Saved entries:
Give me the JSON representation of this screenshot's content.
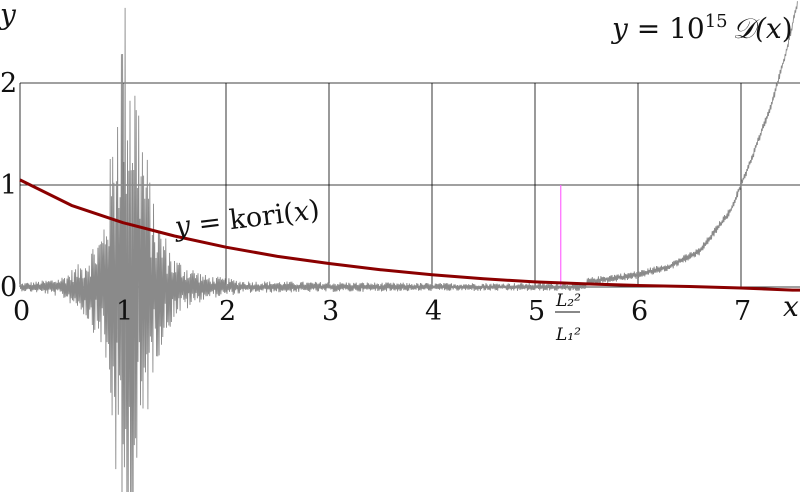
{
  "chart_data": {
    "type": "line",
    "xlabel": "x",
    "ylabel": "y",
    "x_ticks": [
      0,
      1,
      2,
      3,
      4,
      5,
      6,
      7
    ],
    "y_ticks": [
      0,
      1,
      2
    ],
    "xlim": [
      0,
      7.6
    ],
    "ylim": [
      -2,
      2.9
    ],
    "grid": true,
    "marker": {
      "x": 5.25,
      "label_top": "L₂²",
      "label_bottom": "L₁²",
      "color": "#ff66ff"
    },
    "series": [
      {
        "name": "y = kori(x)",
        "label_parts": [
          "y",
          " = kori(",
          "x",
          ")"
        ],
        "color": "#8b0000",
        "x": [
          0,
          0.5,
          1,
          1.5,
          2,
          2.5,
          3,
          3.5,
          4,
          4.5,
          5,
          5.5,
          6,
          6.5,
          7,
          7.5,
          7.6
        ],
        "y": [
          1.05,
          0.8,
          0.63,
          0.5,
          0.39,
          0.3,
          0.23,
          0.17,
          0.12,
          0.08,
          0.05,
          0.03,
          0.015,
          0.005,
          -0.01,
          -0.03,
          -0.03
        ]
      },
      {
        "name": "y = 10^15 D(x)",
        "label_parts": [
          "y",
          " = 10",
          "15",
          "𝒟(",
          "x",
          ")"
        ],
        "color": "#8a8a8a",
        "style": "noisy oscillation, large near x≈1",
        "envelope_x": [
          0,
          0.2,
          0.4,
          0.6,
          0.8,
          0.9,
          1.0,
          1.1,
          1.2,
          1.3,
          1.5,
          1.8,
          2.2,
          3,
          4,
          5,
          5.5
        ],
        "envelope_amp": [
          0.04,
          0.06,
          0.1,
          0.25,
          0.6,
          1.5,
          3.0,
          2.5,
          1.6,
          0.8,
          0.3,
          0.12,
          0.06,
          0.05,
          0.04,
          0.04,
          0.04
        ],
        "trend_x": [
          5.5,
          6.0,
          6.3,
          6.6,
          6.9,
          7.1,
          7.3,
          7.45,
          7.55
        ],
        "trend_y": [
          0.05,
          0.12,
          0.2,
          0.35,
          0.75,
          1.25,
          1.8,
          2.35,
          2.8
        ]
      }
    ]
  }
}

* * *

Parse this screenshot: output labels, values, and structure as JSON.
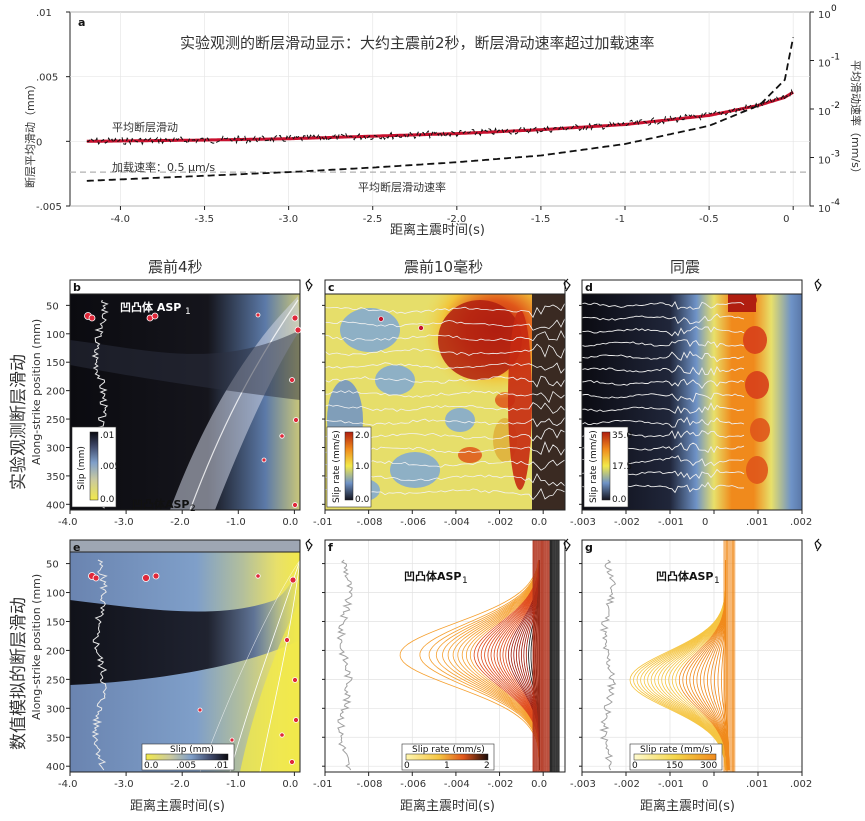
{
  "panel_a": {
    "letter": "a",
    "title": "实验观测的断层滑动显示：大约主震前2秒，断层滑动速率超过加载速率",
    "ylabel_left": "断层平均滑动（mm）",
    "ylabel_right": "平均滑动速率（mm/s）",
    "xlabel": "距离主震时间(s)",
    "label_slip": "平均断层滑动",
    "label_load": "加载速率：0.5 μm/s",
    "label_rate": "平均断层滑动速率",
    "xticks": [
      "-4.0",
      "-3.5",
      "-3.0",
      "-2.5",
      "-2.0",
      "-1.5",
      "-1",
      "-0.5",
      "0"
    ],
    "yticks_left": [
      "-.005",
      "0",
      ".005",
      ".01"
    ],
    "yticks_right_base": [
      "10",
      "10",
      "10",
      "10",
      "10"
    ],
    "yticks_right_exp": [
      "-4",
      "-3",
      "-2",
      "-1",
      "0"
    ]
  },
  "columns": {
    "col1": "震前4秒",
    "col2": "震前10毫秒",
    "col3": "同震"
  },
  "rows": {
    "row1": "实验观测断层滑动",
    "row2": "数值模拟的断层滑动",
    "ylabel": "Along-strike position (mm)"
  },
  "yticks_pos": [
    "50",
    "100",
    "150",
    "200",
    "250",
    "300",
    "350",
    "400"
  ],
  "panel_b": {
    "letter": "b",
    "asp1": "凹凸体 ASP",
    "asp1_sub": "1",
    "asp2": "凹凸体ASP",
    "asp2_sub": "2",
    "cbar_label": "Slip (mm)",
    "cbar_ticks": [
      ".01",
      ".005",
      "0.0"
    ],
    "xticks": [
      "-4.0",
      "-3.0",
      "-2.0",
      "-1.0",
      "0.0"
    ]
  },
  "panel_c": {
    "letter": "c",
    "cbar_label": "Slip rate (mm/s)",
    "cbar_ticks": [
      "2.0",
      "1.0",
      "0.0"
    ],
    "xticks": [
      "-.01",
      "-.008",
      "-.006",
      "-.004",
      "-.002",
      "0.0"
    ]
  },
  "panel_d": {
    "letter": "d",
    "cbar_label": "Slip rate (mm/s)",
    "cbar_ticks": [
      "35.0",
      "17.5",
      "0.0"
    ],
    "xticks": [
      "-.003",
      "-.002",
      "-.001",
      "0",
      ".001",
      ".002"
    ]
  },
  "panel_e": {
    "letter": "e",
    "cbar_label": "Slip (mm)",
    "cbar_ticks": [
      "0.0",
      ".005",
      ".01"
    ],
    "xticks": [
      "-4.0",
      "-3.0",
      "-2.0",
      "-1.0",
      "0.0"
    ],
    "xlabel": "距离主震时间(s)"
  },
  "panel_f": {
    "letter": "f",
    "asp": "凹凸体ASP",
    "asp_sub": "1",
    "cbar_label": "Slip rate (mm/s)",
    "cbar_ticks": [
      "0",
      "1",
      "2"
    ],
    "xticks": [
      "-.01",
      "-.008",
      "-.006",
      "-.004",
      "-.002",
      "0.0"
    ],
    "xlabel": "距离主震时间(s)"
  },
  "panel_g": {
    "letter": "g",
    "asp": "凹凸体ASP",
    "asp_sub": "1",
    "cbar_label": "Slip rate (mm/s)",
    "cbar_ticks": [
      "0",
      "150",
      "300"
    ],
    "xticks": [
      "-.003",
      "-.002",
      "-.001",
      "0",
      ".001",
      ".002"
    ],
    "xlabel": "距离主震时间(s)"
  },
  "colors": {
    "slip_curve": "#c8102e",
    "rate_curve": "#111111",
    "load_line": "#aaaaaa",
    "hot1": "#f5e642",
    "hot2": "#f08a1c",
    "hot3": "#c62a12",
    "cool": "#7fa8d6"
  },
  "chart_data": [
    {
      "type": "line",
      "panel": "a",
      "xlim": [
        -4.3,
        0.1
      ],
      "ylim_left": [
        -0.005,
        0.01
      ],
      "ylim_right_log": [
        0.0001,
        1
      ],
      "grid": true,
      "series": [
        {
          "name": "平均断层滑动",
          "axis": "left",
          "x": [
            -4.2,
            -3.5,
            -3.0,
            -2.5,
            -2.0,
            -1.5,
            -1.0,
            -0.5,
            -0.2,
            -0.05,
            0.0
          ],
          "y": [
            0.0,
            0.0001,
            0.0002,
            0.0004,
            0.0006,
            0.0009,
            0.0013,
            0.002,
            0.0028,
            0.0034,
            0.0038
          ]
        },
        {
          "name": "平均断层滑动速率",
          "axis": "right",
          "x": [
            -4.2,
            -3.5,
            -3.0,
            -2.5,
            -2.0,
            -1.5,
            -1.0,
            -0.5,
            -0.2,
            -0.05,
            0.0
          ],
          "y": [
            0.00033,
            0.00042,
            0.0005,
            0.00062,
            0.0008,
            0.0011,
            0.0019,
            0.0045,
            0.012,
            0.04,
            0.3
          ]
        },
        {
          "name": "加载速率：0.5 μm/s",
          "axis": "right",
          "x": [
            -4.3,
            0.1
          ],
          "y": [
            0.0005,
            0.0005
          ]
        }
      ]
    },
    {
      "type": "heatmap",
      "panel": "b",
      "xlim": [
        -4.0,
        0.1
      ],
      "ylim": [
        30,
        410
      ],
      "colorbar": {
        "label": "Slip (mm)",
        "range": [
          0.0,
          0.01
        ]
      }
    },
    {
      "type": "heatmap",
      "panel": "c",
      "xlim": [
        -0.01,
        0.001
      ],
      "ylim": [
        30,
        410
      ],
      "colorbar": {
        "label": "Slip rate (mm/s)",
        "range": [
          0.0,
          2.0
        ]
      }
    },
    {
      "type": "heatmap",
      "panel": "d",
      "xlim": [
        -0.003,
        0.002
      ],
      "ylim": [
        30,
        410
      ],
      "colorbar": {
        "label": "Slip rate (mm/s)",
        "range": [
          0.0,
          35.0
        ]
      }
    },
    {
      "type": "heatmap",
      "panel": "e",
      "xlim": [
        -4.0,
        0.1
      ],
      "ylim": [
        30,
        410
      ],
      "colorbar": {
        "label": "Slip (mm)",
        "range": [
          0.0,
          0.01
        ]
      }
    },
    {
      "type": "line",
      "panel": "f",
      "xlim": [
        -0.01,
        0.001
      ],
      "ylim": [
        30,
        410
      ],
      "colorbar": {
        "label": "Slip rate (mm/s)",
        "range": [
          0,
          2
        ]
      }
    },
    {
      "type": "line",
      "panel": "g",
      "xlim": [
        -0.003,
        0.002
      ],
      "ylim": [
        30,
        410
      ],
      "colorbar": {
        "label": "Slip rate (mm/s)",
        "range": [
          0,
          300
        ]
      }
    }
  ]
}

--

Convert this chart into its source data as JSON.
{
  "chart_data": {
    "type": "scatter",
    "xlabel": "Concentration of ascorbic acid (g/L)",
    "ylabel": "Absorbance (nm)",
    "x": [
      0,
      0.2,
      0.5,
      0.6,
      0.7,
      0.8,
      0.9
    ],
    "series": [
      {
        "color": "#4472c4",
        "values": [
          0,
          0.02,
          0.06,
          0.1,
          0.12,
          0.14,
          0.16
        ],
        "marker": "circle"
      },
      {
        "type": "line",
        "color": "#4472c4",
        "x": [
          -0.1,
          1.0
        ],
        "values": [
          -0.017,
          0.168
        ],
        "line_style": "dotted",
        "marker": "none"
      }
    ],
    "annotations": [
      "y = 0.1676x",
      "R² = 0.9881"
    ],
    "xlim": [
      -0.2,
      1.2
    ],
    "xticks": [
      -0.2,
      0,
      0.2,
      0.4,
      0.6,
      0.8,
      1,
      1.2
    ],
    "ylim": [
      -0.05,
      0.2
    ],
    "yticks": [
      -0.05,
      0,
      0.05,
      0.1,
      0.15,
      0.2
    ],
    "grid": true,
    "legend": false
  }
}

• DIRECTIVE: Ascertain the number of lines in the entries that include the word "letter", and report only that number.

• ANSWER FOR THE TASK: 7